→ Problem statement
Output all of the listing below, leaving every line unchanged.

(Data under study)

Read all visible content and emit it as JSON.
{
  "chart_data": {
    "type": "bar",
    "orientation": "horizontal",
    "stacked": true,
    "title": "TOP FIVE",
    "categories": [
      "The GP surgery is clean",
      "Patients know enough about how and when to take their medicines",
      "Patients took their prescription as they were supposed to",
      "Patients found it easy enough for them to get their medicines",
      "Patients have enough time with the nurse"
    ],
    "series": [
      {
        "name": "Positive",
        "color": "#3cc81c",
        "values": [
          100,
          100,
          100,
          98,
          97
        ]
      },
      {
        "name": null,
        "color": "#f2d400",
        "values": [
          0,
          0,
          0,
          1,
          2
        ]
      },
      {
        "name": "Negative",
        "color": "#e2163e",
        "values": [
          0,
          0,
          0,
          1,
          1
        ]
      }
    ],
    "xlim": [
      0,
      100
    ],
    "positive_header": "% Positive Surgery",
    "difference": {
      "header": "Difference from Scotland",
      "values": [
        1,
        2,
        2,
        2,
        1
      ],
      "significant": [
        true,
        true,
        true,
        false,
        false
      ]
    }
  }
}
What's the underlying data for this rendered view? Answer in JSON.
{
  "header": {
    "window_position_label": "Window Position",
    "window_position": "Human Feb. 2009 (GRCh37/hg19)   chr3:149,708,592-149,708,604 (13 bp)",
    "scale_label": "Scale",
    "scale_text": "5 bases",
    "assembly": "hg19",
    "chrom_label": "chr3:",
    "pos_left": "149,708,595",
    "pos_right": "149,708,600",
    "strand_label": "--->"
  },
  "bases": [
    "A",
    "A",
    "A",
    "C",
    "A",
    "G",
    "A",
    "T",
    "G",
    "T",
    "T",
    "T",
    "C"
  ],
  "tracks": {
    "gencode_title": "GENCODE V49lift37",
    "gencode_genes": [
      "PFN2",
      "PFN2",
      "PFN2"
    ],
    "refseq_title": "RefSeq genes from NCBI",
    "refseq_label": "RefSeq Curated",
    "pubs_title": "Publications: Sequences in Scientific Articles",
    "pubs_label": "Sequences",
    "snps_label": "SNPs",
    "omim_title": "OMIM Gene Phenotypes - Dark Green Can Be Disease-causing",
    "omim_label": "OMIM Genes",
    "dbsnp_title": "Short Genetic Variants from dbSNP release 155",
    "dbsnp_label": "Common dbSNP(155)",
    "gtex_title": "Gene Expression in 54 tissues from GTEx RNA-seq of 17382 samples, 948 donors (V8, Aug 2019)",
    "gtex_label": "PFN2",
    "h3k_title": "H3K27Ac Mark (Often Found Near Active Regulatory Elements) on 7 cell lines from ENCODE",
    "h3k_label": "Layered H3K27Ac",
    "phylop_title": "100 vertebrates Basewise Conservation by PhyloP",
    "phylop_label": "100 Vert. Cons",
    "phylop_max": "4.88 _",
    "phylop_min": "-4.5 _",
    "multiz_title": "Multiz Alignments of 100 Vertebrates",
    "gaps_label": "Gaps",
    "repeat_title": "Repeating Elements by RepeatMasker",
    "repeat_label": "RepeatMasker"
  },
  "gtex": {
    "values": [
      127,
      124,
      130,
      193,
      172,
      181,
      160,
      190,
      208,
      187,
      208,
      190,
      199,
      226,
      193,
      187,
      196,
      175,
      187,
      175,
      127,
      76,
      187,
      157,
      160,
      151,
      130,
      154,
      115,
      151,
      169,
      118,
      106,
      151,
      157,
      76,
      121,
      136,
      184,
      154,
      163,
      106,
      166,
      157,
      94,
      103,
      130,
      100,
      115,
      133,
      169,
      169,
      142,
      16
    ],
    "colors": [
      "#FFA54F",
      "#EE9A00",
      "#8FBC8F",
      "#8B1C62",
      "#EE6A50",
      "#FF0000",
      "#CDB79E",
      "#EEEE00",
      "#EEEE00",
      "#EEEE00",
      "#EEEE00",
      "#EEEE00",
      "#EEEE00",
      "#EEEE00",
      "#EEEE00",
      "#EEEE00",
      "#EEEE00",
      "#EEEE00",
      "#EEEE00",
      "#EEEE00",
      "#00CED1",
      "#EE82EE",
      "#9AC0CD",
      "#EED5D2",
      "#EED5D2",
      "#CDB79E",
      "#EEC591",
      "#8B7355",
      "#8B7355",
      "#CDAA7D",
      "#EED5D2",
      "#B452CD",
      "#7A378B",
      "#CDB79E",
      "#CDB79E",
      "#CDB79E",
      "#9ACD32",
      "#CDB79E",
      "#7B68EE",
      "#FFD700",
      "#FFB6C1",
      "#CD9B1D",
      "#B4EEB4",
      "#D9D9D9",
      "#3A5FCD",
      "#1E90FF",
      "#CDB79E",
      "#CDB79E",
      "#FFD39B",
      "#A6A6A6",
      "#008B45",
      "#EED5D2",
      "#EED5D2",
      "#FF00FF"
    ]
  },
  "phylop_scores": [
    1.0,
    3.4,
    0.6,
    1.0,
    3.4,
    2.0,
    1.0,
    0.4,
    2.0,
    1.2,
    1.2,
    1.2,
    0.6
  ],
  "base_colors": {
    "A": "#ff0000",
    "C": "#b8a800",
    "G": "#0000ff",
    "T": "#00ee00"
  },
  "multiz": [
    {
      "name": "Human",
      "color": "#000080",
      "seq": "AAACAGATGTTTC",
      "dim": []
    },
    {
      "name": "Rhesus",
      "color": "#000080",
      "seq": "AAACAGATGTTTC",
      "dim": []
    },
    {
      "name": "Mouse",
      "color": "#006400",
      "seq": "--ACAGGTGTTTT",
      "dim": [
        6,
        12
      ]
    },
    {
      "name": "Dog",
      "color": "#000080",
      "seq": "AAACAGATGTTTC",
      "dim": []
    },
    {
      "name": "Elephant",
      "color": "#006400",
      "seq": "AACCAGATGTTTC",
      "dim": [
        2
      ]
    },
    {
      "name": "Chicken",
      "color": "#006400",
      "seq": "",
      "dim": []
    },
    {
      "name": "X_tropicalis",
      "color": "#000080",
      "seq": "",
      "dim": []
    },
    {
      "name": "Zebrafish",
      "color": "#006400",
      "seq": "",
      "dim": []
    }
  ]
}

(End Data under study)

→ Answer for the task
Read all visible content and emit it as JSON.
{
  "chart_data": {
    "type": "bar",
    "orientation": "horizontal",
    "stacked": true,
    "title": "TOP FIVE",
    "categories": [
      "The GP surgery is clean",
      "Patients know enough about how and when to take their medicines",
      "Patients took their prescription as they were supposed to",
      "Patients found it easy enough for them to get their medicines",
      "Patients have enough time with the nurse"
    ],
    "series": [
      {
        "name": "Positive",
        "color": "#3cc81c",
        "values": [
          100,
          100,
          100,
          98,
          97
        ]
      },
      {
        "name": null,
        "color": "#f2d400",
        "values": [
          0,
          0,
          0,
          1,
          2
        ]
      },
      {
        "name": "Negative",
        "color": "#e2163e",
        "values": [
          0,
          0,
          0,
          1,
          1
        ]
      }
    ],
    "xlim": [
      0,
      100
    ],
    "positive_header": "% Positive Surgery",
    "difference": {
      "header": "Difference from Scotland",
      "values": [
        1,
        2,
        2,
        2,
        1
      ],
      "significant": [
        true,
        true,
        true,
        false,
        false
      ]
    }
  }
}
What's the underlying data for this rendered view? Answer in JSON.
{
  "header": {
    "window_position_label": "Window Position",
    "window_position": "Human Feb. 2009 (GRCh37/hg19)   chr3:149,708,592-149,708,604 (13 bp)",
    "scale_label": "Scale",
    "scale_text": "5 bases",
    "assembly": "hg19",
    "chrom_label": "chr3:",
    "pos_left": "149,708,595",
    "pos_right": "149,708,600",
    "strand_label": "--->"
  },
  "bases": [
    "A",
    "A",
    "A",
    "C",
    "A",
    "G",
    "A",
    "T",
    "G",
    "T",
    "T",
    "T",
    "C"
  ],
  "tracks": {
    "gencode_title": "GENCODE V49lift37",
    "gencode_genes": [
      "PFN2",
      "PFN2",
      "PFN2"
    ],
    "refseq_title": "RefSeq genes from NCBI",
    "refseq_label": "RefSeq Curated",
    "pubs_title": "Publications: Sequences in Scientific Articles",
    "pubs_label": "Sequences",
    "snps_label": "SNPs",
    "omim_title": "OMIM Gene Phenotypes - Dark Green Can Be Disease-causing",
    "omim_label": "OMIM Genes",
    "dbsnp_title": "Short Genetic Variants from dbSNP release 155",
    "dbsnp_label": "Common dbSNP(155)",
    "gtex_title": "Gene Expression in 54 tissues from GTEx RNA-seq of 17382 samples, 948 donors (V8, Aug 2019)",
    "gtex_label": "PFN2",
    "h3k_title": "H3K27Ac Mark (Often Found Near Active Regulatory Elements) on 7 cell lines from ENCODE",
    "h3k_label": "Layered H3K27Ac",
    "phylop_title": "100 vertebrates Basewise Conservation by PhyloP",
    "phylop_label": "100 Vert. Cons",
    "phylop_max": "4.88 _",
    "phylop_min": "-4.5 _",
    "multiz_title": "Multiz Alignments of 100 Vertebrates",
    "gaps_label": "Gaps",
    "repeat_title": "Repeating Elements by RepeatMasker",
    "repeat_label": "RepeatMasker"
  },
  "gtex": {
    "values": [
      127,
      124,
      130,
      193,
      172,
      181,
      160,
      190,
      208,
      187,
      208,
      190,
      199,
      226,
      193,
      187,
      196,
      175,
      187,
      175,
      127,
      76,
      187,
      157,
      160,
      151,
      130,
      154,
      115,
      151,
      169,
      118,
      106,
      151,
      157,
      76,
      121,
      136,
      184,
      154,
      163,
      106,
      166,
      157,
      94,
      103,
      130,
      100,
      115,
      133,
      169,
      169,
      142,
      16
    ],
    "colors": [
      "#FFA54F",
      "#EE9A00",
      "#8FBC8F",
      "#8B1C62",
      "#EE6A50",
      "#FF0000",
      "#CDB79E",
      "#EEEE00",
      "#EEEE00",
      "#EEEE00",
      "#EEEE00",
      "#EEEE00",
      "#EEEE00",
      "#EEEE00",
      "#EEEE00",
      "#EEEE00",
      "#EEEE00",
      "#EEEE00",
      "#EEEE00",
      "#EEEE00",
      "#00CED1",
      "#EE82EE",
      "#9AC0CD",
      "#EED5D2",
      "#EED5D2",
      "#CDB79E",
      "#EEC591",
      "#8B7355",
      "#8B7355",
      "#CDAA7D",
      "#EED5D2",
      "#B452CD",
      "#7A378B",
      "#CDB79E",
      "#CDB79E",
      "#CDB79E",
      "#9ACD32",
      "#CDB79E",
      "#7B68EE",
      "#FFD700",
      "#FFB6C1",
      "#CD9B1D",
      "#B4EEB4",
      "#D9D9D9",
      "#3A5FCD",
      "#1E90FF",
      "#CDB79E",
      "#CDB79E",
      "#FFD39B",
      "#A6A6A6",
      "#008B45",
      "#EED5D2",
      "#EED5D2",
      "#FF00FF"
    ]
  },
  "phylop_scores": [
    1.0,
    3.4,
    0.6,
    1.0,
    3.4,
    2.0,
    1.0,
    0.4,
    2.0,
    1.2,
    1.2,
    1.2,
    0.6
  ],
  "base_colors": {
    "A": "#ff0000",
    "C": "#b8a800",
    "G": "#0000ff",
    "T": "#00ee00"
  },
  "multiz": [
    {
      "name": "Human",
      "color": "#000080",
      "seq": "AAACAGATGTTTC",
      "dim": []
    },
    {
      "name": "Rhesus",
      "color": "#000080",
      "seq": "AAACAGATGTTTC",
      "dim": []
    },
    {
      "name": "Mouse",
      "color": "#006400",
      "seq": "--ACAGGTGTTTT",
      "dim": [
        6,
        12
      ]
    },
    {
      "name": "Dog",
      "color": "#000080",
      "seq": "AAACAGATGTTTC",
      "dim": []
    },
    {
      "name": "Elephant",
      "color": "#006400",
      "seq": "AACCAGATGTTTC",
      "dim": [
        2
      ]
    },
    {
      "name": "Chicken",
      "color": "#006400",
      "seq": "",
      "dim": []
    },
    {
      "name": "X_tropicalis",
      "color": "#000080",
      "seq": "",
      "dim": []
    },
    {
      "name": "Zebrafish",
      "color": "#006400",
      "seq": "",
      "dim": []
    }
  ]
}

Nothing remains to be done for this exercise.